• Set problem:
Write out these lines of the listing verbatim, beginning at the line that contains "y-tick-label: 0.0 bbox=[70, 821, 96, 842]" and ending after the line that contains "List UI elements and their (x0, y0, x1, y1)".

• Stored records:
--
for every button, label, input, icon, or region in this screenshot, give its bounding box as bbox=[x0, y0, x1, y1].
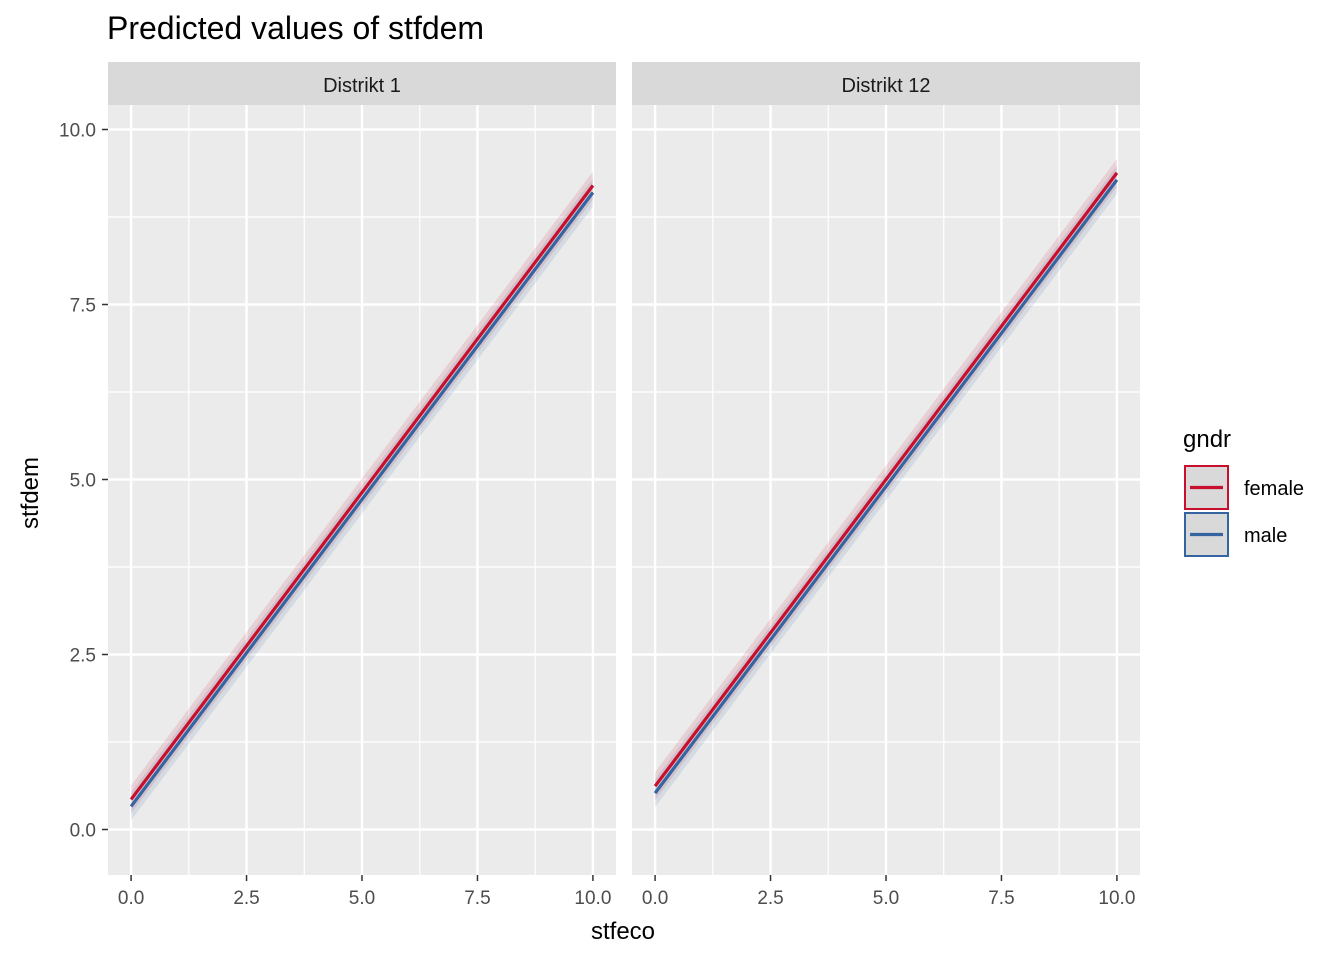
y-tick-label: 0.0 bbox=[70, 821, 96, 842]
panel-2: Distrikt 12 bbox=[632, 62, 1140, 875]
chart-title: Predicted values of stfdem bbox=[107, 10, 484, 46]
panels: Distrikt 1 Distrikt 12 bbox=[108, 62, 1140, 875]
y-tick-label: 10.0 bbox=[59, 121, 96, 142]
facet-strip-label: Distrikt 1 bbox=[323, 75, 401, 97]
facet-strip bbox=[108, 62, 616, 105]
x-axis-panel-1: 0.0 2.5 5.0 7.5 10.0 bbox=[118, 875, 611, 909]
x-axis-panel-2: 0.0 2.5 5.0 7.5 10.0 bbox=[642, 875, 1135, 909]
series-line-male bbox=[653, 178, 1119, 795]
facet-strip bbox=[632, 62, 1140, 105]
x-tick-label: 5.0 bbox=[349, 888, 375, 909]
y-tick-label: 7.5 bbox=[70, 296, 96, 317]
x-axes: 0.0 2.5 5.0 7.5 10.0 0.0 2.5 5.0 7.5 10.0 bbox=[118, 875, 1135, 909]
x-axis-title: stfeco bbox=[591, 918, 655, 945]
x-tick-label: 5.0 bbox=[873, 888, 899, 909]
legend-entry-female: female bbox=[1184, 465, 1304, 510]
x-tick-label: 0.0 bbox=[642, 888, 668, 909]
x-tick-label: 7.5 bbox=[464, 888, 490, 909]
series-line-female bbox=[653, 171, 1119, 788]
y-tick-label: 5.0 bbox=[70, 471, 96, 492]
x-tick-label: 7.5 bbox=[988, 888, 1014, 909]
legend-entries: female male bbox=[1184, 465, 1304, 557]
series-line-male bbox=[129, 191, 595, 808]
x-tick-label: 2.5 bbox=[757, 888, 783, 909]
x-tick-label: 10.0 bbox=[574, 888, 611, 909]
x-tick-label: 0.0 bbox=[118, 888, 144, 909]
y-axis: 0.0 2.5 5.0 7.5 10.0 bbox=[59, 121, 108, 842]
y-axis-title: stfdem bbox=[17, 457, 44, 529]
legend: gndr female male bbox=[1183, 426, 1304, 557]
x-tick-label: 2.5 bbox=[233, 888, 259, 909]
panel-1: Distrikt 1 bbox=[108, 62, 616, 875]
legend-entry-male: male bbox=[1184, 512, 1287, 557]
facet-strip-label: Distrikt 12 bbox=[842, 75, 931, 97]
x-tick-label: 10.0 bbox=[1098, 888, 1135, 909]
y-tick-label: 2.5 bbox=[70, 646, 96, 667]
legend-label: female bbox=[1244, 478, 1304, 500]
series-line-female bbox=[129, 184, 595, 801]
legend-label: male bbox=[1244, 525, 1287, 547]
legend-title: gndr bbox=[1183, 426, 1231, 453]
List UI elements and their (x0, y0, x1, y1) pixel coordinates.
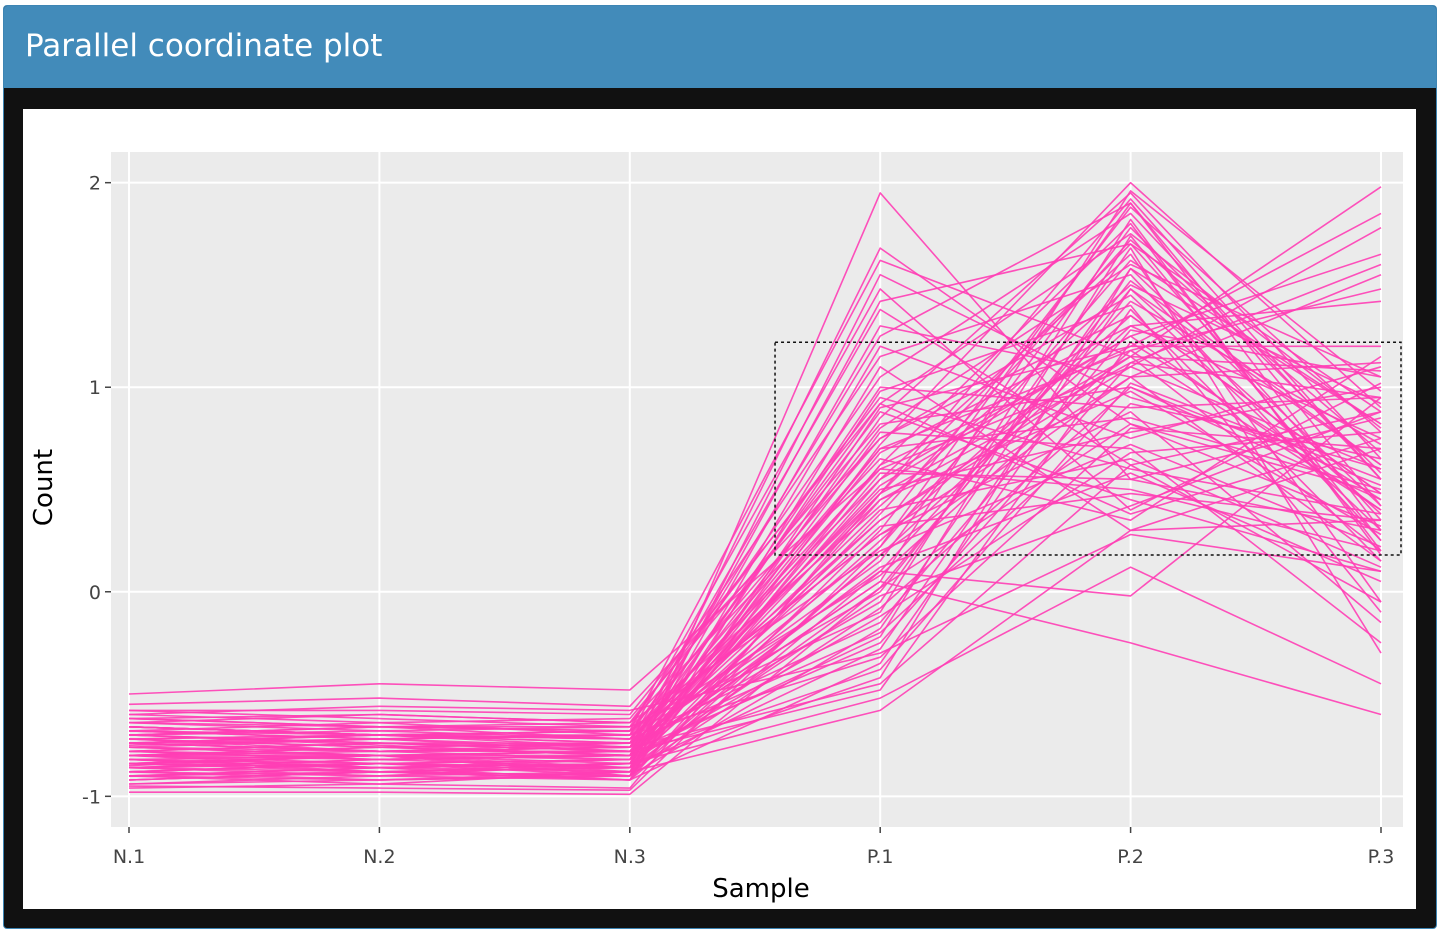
x-tick-label: N.1 (113, 846, 145, 868)
y-tick-label: -1 (82, 786, 101, 808)
series-line (128, 267, 1382, 781)
series-line (128, 468, 1382, 695)
series-line (128, 464, 1382, 749)
series-line (128, 519, 1382, 777)
series-line (129, 341, 1382, 757)
series-lines (128, 181, 1382, 796)
series-line (128, 314, 1382, 708)
series-line (128, 566, 1382, 769)
x-tick-label: N.3 (614, 846, 646, 868)
series-line (128, 423, 1382, 773)
x-tick-label: P.3 (1368, 846, 1395, 868)
y-axis-title: Count (29, 449, 59, 526)
series-line (128, 186, 1382, 740)
plot-area[interactable]: -1 0 1 2 N.1 N.2 N.3 P.1 P.2 P.3 Sample Count (23, 109, 1416, 909)
axes: -1 0 1 2 N.1 N.2 N.3 P.1 P.2 P.3 (82, 173, 1394, 868)
series-line (128, 580, 1382, 753)
series-line (128, 247, 1382, 757)
series-line (128, 288, 1382, 769)
series-line (128, 300, 1382, 785)
series-line (128, 533, 1382, 716)
y-tick-label: 0 (89, 582, 101, 604)
series-line (128, 212, 1382, 765)
series-line (129, 402, 1382, 716)
series-line (128, 402, 1382, 744)
series-line (128, 280, 1382, 740)
panel-header: Parallel coordinate plot (4, 6, 1436, 88)
series-line (128, 396, 1382, 744)
y-tick-label: 1 (89, 377, 101, 399)
series-line (128, 202, 1382, 792)
chart-panel: Parallel coordinate plot -1 0 1 2 N.1 N.2 N.3 P… (3, 5, 1437, 929)
series-line (128, 227, 1382, 757)
series-line (128, 386, 1382, 777)
series-line (128, 382, 1382, 761)
series-line (128, 288, 1382, 757)
x-tick-label: N.2 (363, 846, 395, 868)
selection-box[interactable] (774, 341, 1402, 556)
series-line (128, 243, 1382, 789)
parallel-coordinate-chart[interactable]: -1 0 1 2 N.1 N.2 N.3 P.1 P.2 P.3 Sample Count (23, 109, 1416, 909)
x-tick-label: P.1 (867, 846, 894, 868)
series-line (128, 273, 1382, 736)
panel-title: Parallel coordinate plot (25, 28, 383, 64)
series-line (129, 288, 1382, 796)
y-tick-label: 2 (89, 173, 101, 195)
x-tick-label: P.2 (1117, 846, 1144, 868)
series-line (128, 263, 1382, 753)
series-line (128, 226, 1382, 749)
x-axis-title: Sample (712, 874, 810, 904)
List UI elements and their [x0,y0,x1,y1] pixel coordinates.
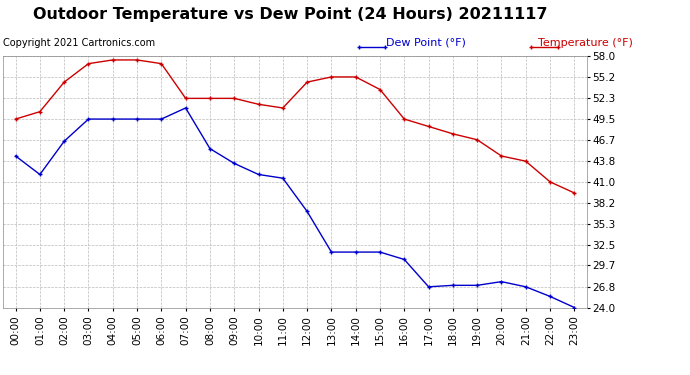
Text: Copyright 2021 Cartronics.com: Copyright 2021 Cartronics.com [3,38,155,48]
Text: Outdoor Temperature vs Dew Point (24 Hours) 20211117: Outdoor Temperature vs Dew Point (24 Hou… [32,8,547,22]
Text: Temperature (°F): Temperature (°F) [538,38,633,48]
Text: Dew Point (°F): Dew Point (°F) [386,38,466,48]
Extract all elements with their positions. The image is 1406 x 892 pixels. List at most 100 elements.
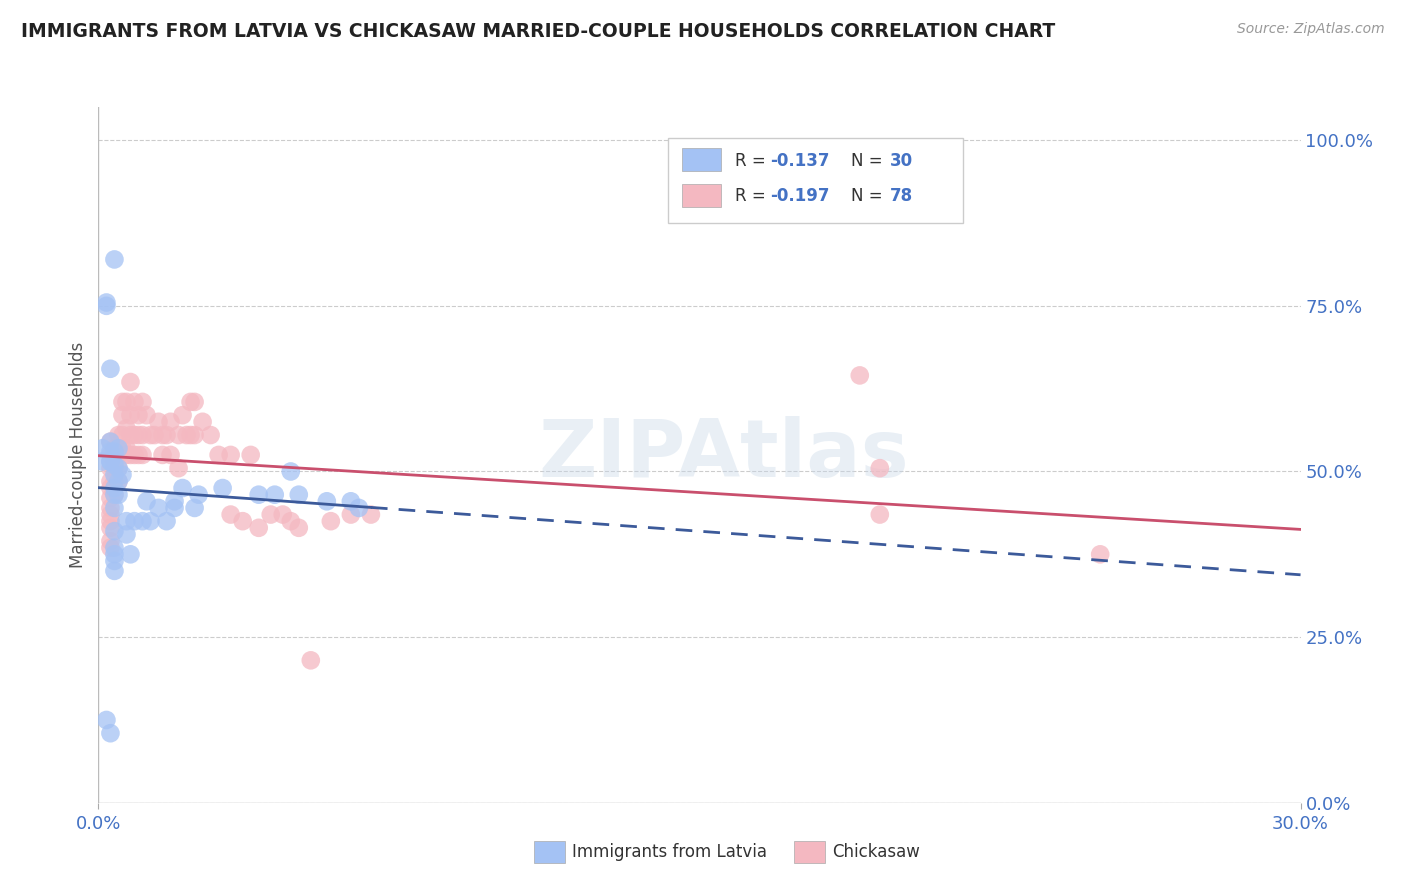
--
• The completed task:
y-tick-label: 0.0 bbox=[70, 821, 96, 842]
panel-2: Distrikt 12 bbox=[632, 62, 1140, 875]
chart-title: Predicted values of stfdem bbox=[107, 10, 484, 46]
panels: Distrikt 1 Distrikt 12 bbox=[108, 62, 1140, 875]
y-tick-label: 10.0 bbox=[59, 121, 96, 142]
facet-strip-label: Distrikt 1 bbox=[323, 75, 401, 97]
facet-strip bbox=[108, 62, 616, 105]
x-axis-panel-1: 0.0 2.5 5.0 7.5 10.0 bbox=[118, 875, 611, 909]
x-axis-panel-2: 0.0 2.5 5.0 7.5 10.0 bbox=[642, 875, 1135, 909]
series-line-male bbox=[653, 178, 1119, 795]
facet-strip bbox=[632, 62, 1140, 105]
x-tick-label: 5.0 bbox=[349, 888, 375, 909]
y-tick-label: 7.5 bbox=[70, 296, 96, 317]
x-axes: 0.0 2.5 5.0 7.5 10.0 0.0 2.5 5.0 7.5 10.0 bbox=[118, 875, 1135, 909]
x-axis-title: stfeco bbox=[591, 918, 655, 945]
x-tick-label: 5.0 bbox=[873, 888, 899, 909]
legend-entry-female: female bbox=[1184, 465, 1304, 510]
x-tick-label: 0.0 bbox=[642, 888, 668, 909]
x-tick-label: 7.5 bbox=[464, 888, 490, 909]
series-line-female bbox=[653, 171, 1119, 788]
y-tick-label: 5.0 bbox=[70, 471, 96, 492]
x-tick-label: 7.5 bbox=[988, 888, 1014, 909]
legend-entries: female male bbox=[1184, 465, 1304, 557]
series-line-male bbox=[129, 191, 595, 808]
x-tick-label: 2.5 bbox=[757, 888, 783, 909]
x-tick-label: 10.0 bbox=[574, 888, 611, 909]
x-tick-label: 0.0 bbox=[118, 888, 144, 909]
y-axis: 0.0 2.5 5.0 7.5 10.0 bbox=[59, 121, 108, 842]
y-axis-title: stfdem bbox=[17, 457, 44, 529]
legend: gndr female male bbox=[1183, 426, 1304, 557]
x-tick-label: 2.5 bbox=[233, 888, 259, 909]
panel-1: Distrikt 1 bbox=[108, 62, 616, 875]
legend-entry-male: male bbox=[1184, 512, 1287, 557]
facet-strip-label: Distrikt 12 bbox=[842, 75, 931, 97]
x-tick-label: 10.0 bbox=[1098, 888, 1135, 909]
y-tick-label: 2.5 bbox=[70, 646, 96, 667]
legend-label: female bbox=[1244, 478, 1304, 500]
series-line-female bbox=[129, 184, 595, 801]
legend-label: male bbox=[1244, 525, 1287, 547]
legend-title: gndr bbox=[1183, 426, 1231, 453]
List UI elements and their (x0, y0, x1, y1) pixel coordinates.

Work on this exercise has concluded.